(Records that describe figures)
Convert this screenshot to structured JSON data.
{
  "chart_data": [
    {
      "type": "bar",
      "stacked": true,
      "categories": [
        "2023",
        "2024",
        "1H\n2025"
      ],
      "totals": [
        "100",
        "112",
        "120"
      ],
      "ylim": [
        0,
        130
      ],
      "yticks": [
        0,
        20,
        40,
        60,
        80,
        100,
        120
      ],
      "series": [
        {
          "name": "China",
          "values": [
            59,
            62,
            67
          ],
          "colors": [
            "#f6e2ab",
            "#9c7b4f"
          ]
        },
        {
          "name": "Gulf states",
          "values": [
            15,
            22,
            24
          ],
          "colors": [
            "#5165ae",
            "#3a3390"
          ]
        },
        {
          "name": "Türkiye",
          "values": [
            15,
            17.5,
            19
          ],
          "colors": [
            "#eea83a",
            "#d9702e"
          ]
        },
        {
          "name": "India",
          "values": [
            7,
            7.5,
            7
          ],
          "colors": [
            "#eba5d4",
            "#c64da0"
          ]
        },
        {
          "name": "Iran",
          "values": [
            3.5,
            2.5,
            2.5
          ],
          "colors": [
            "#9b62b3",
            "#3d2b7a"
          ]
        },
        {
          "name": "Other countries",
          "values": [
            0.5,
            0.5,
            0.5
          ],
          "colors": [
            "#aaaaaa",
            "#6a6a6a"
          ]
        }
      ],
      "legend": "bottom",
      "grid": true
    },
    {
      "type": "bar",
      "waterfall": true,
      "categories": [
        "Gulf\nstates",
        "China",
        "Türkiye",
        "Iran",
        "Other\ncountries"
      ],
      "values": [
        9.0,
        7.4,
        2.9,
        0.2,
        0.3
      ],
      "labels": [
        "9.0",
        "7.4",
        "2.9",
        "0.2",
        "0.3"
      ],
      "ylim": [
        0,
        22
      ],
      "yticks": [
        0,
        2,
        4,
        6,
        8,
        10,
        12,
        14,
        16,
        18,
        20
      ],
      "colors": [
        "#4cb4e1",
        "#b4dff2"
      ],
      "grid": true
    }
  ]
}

DO THIS:
Copy each line holding the word "name" from the listing above.

ANSWER TO THE EXERCISE:
          "name": "China",
          "name": "Gulf states",
          "name": "Türkiye",
          "name": "India",
          "name": "Iran",
          "name": "Other countries",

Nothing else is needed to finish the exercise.